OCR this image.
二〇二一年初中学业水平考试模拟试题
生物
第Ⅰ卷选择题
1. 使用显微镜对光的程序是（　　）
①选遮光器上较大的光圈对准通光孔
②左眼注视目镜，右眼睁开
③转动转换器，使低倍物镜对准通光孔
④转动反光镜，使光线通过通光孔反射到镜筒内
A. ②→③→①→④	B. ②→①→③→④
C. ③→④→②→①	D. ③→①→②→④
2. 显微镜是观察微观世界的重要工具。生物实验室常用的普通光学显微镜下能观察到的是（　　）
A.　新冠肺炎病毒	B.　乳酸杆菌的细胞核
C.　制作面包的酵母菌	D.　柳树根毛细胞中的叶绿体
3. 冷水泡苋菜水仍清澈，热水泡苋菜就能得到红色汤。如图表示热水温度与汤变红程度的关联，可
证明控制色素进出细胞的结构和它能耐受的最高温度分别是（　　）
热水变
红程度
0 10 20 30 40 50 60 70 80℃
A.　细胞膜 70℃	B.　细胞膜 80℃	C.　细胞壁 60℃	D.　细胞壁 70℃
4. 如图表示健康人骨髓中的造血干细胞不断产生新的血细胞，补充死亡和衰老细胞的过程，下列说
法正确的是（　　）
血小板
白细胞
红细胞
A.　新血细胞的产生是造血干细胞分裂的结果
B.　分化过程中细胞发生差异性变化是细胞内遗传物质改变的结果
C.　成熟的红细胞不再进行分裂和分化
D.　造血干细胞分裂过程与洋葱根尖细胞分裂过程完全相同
• • •
Prompt - Repeat all the entries word for word.

Response -
OCR this image.
二〇二一年初中学业水平考试模拟试题
生物
第Ⅰ卷选择题
1. 使用显微镜对光的程序是（　　）
①选遮光器上较大的光圈对准通光孔
②左眼注视目镜，右眼睁开
③转动转换器，使低倍物镜对准通光孔
④转动反光镜，使光线通过通光孔反射到镜筒内
A. ②→③→①→④	B. ②→①→③→④
C. ③→④→②→①	D. ③→①→②→④
2. 显微镜是观察微观世界的重要工具。生物实验室常用的普通光学显微镜下能观察到的是（　　）
A.　新冠肺炎病毒	B.　乳酸杆菌的细胞核
C.　制作面包的酵母菌	D.　柳树根毛细胞中的叶绿体
3. 冷水泡苋菜水仍清澈，热水泡苋菜就能得到红色汤。如图表示热水温度与汤变红程度的关联，可
证明控制色素进出细胞的结构和它能耐受的最高温度分别是（　　）
热水变
红程度
0 10 20 30 40 50 60 70 80℃
A.　细胞膜 70℃	B.　细胞膜 80℃	C.　细胞壁 60℃	D.　细胞壁 70℃
4. 如图表示健康人骨髓中的造血干细胞不断产生新的血细胞，补充死亡和衰老细胞的过程，下列说
法正确的是（　　）
血小板
白细胞
红细胞
A.　新血细胞的产生是造血干细胞分裂的结果
B.　分化过程中细胞发生差异性变化是细胞内遗传物质改变的结果
C.　成熟的红细胞不再进行分裂和分化
D.　造血干细胞分裂过程与洋葱根尖细胞分裂过程完全相同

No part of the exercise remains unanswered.